PROBLEM DESCRIPTION
Give back every line exactly as it appears, pictures excluded.

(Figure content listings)

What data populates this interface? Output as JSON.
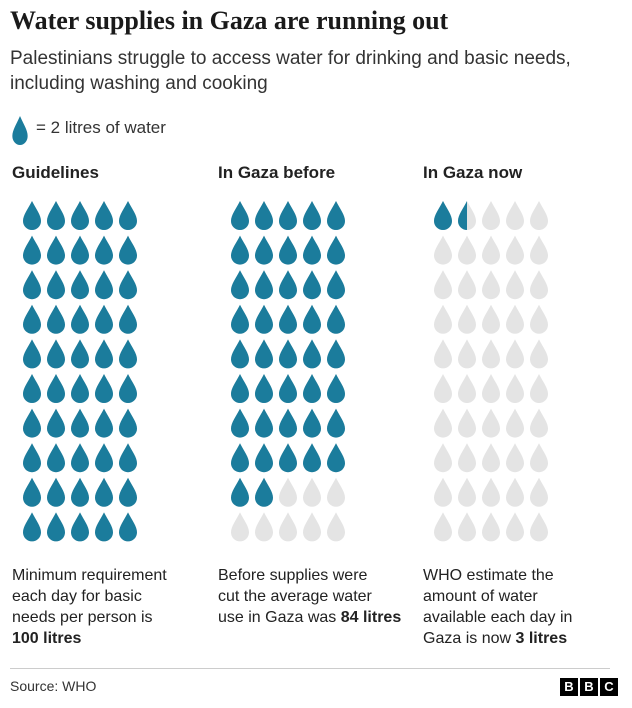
{
  "chart_data": {
    "type": "pictogram",
    "title": "Water supplies in Gaza are running out",
    "subtitle": "Palestinians struggle to access water for drinking and basic needs, including washing and cooking",
    "legend_label": "= 2 litres of water",
    "unit": 2,
    "color": "#1b7c9c",
    "empty_color": "#e4e4e4",
    "categories": [
      "Guidelines",
      "In Gaza before",
      "In Gaza now"
    ],
    "values": [
      100,
      84,
      3
    ],
    "value_labels": [
      "100 litres",
      "84 litres",
      "3 litres"
    ],
    "descriptions": [
      [
        "Minimum requirement",
        "each day for basic",
        "needs per person is"
      ],
      [
        "Before supplies were",
        "cut the average water",
        "use in Gaza was"
      ],
      [
        "WHO estimate the",
        "amount of water",
        "available each day in",
        "Gaza is now"
      ]
    ],
    "source": "Source: WHO",
    "logo": [
      "B",
      "B",
      "C"
    ]
  }
}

SOLUTION FOR THIS TASK
What data populates this interface? Output as JSON.
{
  "chart_data": {
    "type": "pictogram",
    "title": "Water supplies in Gaza are running out",
    "subtitle": "Palestinians struggle to access water for drinking and basic needs, including washing and cooking",
    "legend_label": "= 2 litres of water",
    "unit": 2,
    "color": "#1b7c9c",
    "empty_color": "#e4e4e4",
    "categories": [
      "Guidelines",
      "In Gaza before",
      "In Gaza now"
    ],
    "values": [
      100,
      84,
      3
    ],
    "value_labels": [
      "100 litres",
      "84 litres",
      "3 litres"
    ],
    "descriptions": [
      [
        "Minimum requirement",
        "each day for basic",
        "needs per person is"
      ],
      [
        "Before supplies were",
        "cut the average water",
        "use in Gaza was"
      ],
      [
        "WHO estimate the",
        "amount of water",
        "available each day in",
        "Gaza is now"
      ]
    ],
    "source": "Source: WHO",
    "logo": [
      "B",
      "B",
      "C"
    ]
  }
}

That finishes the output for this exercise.